• **EXERCISE DETAILS**
Report each line of the data that has "value" somewhere in it.
* Start RECORDS FOR PROCESSING *
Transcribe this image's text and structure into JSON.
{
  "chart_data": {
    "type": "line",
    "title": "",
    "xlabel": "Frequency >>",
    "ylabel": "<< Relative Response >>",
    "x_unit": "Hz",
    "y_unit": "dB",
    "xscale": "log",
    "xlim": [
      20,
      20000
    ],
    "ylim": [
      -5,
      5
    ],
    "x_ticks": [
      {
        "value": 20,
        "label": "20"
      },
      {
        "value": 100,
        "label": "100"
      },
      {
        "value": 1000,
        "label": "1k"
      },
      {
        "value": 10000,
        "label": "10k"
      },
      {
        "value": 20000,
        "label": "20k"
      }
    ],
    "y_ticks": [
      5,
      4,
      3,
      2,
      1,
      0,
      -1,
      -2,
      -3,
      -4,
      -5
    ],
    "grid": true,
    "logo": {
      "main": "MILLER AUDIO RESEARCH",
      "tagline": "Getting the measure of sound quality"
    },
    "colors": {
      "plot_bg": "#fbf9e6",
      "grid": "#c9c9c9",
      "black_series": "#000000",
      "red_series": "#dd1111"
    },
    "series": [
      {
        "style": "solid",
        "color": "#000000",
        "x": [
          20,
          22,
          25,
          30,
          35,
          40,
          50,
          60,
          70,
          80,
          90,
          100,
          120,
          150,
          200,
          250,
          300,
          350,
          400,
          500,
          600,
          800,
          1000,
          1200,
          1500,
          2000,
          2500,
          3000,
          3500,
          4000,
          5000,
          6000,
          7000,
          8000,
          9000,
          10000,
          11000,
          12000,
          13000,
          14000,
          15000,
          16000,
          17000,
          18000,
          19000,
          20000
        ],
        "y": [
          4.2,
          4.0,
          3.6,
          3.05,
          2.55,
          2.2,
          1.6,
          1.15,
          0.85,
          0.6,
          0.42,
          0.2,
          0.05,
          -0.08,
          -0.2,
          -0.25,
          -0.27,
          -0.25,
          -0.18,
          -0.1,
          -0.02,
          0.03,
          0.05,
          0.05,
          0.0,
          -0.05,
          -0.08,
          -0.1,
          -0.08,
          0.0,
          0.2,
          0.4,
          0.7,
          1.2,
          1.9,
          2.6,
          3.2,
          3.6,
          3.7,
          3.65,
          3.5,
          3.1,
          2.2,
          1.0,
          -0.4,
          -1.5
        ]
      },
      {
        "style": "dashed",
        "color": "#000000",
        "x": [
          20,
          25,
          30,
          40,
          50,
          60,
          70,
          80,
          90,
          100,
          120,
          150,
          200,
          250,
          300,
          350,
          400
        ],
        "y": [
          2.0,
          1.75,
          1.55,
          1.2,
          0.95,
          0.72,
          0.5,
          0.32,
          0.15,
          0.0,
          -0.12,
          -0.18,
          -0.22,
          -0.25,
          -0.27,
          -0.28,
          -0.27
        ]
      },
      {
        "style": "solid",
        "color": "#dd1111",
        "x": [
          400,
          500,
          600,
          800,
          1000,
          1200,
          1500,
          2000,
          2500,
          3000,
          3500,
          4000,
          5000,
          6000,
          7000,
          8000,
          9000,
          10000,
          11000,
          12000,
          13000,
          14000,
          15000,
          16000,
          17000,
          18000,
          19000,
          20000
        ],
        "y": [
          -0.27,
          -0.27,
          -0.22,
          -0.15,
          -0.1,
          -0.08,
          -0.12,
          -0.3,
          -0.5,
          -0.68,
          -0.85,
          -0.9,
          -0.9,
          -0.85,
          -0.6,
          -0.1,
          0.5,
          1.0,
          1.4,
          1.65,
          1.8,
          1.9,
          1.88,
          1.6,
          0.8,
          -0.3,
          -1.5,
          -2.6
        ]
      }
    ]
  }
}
* End RECORDS FOR PROCESSING *
• **OUTPUT FOR THIS TASK**
        "value": 20,
        "value": 100,
        "value": 1000,
        "value": 10000,
        "value": 20000,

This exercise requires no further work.